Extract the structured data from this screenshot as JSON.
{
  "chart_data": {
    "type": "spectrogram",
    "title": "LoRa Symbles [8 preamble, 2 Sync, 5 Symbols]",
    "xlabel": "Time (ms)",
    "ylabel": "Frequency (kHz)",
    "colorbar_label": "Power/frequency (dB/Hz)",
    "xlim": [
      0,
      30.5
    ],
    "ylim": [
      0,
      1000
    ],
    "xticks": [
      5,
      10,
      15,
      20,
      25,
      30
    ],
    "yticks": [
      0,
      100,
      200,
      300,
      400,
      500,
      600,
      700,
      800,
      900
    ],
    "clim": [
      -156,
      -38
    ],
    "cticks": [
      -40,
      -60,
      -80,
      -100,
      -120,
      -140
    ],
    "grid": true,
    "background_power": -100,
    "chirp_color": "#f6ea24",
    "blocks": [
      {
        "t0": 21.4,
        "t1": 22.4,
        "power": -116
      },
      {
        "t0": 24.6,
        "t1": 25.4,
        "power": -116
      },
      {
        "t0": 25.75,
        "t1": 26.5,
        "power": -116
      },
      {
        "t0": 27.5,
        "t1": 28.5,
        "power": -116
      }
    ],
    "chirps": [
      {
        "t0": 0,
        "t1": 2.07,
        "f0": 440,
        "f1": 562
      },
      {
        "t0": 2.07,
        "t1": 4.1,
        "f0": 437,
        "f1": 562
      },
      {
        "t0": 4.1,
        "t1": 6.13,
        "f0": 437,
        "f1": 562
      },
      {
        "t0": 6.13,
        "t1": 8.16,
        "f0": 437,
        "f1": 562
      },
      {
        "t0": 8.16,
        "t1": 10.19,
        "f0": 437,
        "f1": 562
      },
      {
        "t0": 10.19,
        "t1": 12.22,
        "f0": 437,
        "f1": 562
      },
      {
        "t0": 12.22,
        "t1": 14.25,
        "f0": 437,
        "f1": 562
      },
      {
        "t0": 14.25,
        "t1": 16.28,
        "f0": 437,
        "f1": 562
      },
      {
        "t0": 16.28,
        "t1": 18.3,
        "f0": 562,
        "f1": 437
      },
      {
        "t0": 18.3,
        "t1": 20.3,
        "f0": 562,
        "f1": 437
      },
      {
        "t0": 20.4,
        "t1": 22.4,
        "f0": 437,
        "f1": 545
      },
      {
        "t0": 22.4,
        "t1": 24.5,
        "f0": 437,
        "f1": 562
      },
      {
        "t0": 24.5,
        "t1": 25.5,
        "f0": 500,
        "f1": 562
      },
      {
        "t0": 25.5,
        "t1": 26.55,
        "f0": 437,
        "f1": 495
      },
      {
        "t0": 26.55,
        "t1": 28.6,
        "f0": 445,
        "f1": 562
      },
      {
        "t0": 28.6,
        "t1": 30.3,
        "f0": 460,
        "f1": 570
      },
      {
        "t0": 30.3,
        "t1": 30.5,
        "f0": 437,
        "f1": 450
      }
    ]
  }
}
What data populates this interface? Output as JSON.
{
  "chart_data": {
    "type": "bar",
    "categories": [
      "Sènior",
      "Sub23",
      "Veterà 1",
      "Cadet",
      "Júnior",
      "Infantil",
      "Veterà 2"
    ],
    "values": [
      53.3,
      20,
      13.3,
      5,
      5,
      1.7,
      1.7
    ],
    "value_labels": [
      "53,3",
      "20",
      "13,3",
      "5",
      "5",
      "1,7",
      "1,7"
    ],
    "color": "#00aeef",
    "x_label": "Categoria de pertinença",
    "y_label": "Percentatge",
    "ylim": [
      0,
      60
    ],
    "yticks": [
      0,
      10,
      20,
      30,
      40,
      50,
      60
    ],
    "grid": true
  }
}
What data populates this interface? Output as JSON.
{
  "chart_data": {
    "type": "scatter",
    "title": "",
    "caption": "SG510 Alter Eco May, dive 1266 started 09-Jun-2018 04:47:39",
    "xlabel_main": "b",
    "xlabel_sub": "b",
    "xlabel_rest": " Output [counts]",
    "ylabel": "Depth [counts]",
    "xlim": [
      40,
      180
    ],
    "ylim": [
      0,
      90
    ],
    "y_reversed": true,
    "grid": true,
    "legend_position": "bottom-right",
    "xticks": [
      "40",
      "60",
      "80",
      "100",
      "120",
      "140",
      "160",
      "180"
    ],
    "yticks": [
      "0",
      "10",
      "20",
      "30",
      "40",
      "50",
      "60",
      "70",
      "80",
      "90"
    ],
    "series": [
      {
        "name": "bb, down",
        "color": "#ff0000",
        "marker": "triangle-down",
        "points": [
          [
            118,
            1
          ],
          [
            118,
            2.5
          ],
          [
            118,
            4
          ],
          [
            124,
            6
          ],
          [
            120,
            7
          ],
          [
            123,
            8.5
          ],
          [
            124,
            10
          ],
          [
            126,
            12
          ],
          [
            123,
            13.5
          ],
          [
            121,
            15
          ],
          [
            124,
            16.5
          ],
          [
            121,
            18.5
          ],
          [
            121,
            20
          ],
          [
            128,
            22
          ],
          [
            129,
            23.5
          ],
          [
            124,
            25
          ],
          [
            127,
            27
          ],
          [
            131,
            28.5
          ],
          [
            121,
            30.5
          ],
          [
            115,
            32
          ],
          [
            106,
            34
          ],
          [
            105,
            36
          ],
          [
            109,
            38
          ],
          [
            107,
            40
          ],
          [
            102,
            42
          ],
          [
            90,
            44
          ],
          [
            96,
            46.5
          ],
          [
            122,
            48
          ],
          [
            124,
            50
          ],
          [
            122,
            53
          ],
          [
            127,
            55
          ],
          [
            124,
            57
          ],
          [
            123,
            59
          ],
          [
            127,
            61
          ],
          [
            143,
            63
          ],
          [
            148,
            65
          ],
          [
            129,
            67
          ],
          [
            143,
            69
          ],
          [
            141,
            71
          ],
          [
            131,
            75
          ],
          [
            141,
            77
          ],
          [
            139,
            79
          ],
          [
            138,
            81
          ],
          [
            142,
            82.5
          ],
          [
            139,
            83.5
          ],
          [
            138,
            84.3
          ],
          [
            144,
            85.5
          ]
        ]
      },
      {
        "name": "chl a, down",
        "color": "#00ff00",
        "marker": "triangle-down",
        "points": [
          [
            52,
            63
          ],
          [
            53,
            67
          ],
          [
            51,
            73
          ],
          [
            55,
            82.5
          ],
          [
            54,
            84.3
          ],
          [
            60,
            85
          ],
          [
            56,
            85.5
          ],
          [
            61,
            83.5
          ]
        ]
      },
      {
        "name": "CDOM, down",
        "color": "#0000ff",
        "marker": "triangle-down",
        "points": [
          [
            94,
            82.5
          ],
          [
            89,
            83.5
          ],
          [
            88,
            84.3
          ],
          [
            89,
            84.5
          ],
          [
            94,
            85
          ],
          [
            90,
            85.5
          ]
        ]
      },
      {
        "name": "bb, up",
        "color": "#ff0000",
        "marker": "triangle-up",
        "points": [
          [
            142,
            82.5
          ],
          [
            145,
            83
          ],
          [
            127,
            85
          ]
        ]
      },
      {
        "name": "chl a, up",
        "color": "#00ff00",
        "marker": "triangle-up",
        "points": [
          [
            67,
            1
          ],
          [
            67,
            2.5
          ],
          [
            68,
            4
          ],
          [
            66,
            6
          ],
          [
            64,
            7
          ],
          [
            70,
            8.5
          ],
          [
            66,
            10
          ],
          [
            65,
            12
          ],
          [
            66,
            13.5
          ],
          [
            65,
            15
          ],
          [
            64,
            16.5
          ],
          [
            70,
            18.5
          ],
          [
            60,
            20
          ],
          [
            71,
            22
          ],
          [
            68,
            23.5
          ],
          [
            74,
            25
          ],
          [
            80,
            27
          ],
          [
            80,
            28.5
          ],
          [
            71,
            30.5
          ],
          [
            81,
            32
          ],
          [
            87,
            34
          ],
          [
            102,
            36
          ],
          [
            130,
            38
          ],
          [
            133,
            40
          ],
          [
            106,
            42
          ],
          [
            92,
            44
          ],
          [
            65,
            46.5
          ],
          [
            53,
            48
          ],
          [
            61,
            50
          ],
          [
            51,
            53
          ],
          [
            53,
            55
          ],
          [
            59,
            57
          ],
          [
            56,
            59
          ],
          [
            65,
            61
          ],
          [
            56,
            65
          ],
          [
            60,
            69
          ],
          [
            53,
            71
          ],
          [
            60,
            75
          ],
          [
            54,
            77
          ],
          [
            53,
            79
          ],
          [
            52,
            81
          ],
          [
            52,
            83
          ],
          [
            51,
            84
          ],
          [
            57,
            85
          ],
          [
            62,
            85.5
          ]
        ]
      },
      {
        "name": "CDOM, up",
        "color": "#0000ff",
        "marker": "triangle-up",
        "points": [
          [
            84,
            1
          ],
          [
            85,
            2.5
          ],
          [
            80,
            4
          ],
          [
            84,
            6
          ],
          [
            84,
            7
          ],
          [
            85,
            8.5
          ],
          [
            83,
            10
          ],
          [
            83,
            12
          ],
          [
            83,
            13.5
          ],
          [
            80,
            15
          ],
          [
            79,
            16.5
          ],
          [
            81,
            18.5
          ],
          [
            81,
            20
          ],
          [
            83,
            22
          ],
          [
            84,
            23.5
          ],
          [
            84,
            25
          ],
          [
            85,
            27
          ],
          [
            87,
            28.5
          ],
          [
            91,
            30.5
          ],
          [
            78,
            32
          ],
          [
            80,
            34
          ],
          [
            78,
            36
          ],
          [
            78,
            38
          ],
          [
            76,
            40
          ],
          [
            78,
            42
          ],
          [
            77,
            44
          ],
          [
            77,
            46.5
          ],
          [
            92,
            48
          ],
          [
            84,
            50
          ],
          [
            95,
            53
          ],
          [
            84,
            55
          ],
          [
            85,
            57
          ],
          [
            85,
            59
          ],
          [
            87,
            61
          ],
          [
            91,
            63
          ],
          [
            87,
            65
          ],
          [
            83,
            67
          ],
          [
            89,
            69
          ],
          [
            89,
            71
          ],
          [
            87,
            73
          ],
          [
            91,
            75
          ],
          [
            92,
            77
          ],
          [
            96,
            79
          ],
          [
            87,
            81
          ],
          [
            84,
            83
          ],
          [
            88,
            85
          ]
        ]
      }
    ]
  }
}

* Given request
Copy, from the material above, each line in which the string "title" occurs.

* Solved problem
    "title": "LoRa Symbles [8 preamble, 2 Sync, 5 Symbols]",
    "title": "",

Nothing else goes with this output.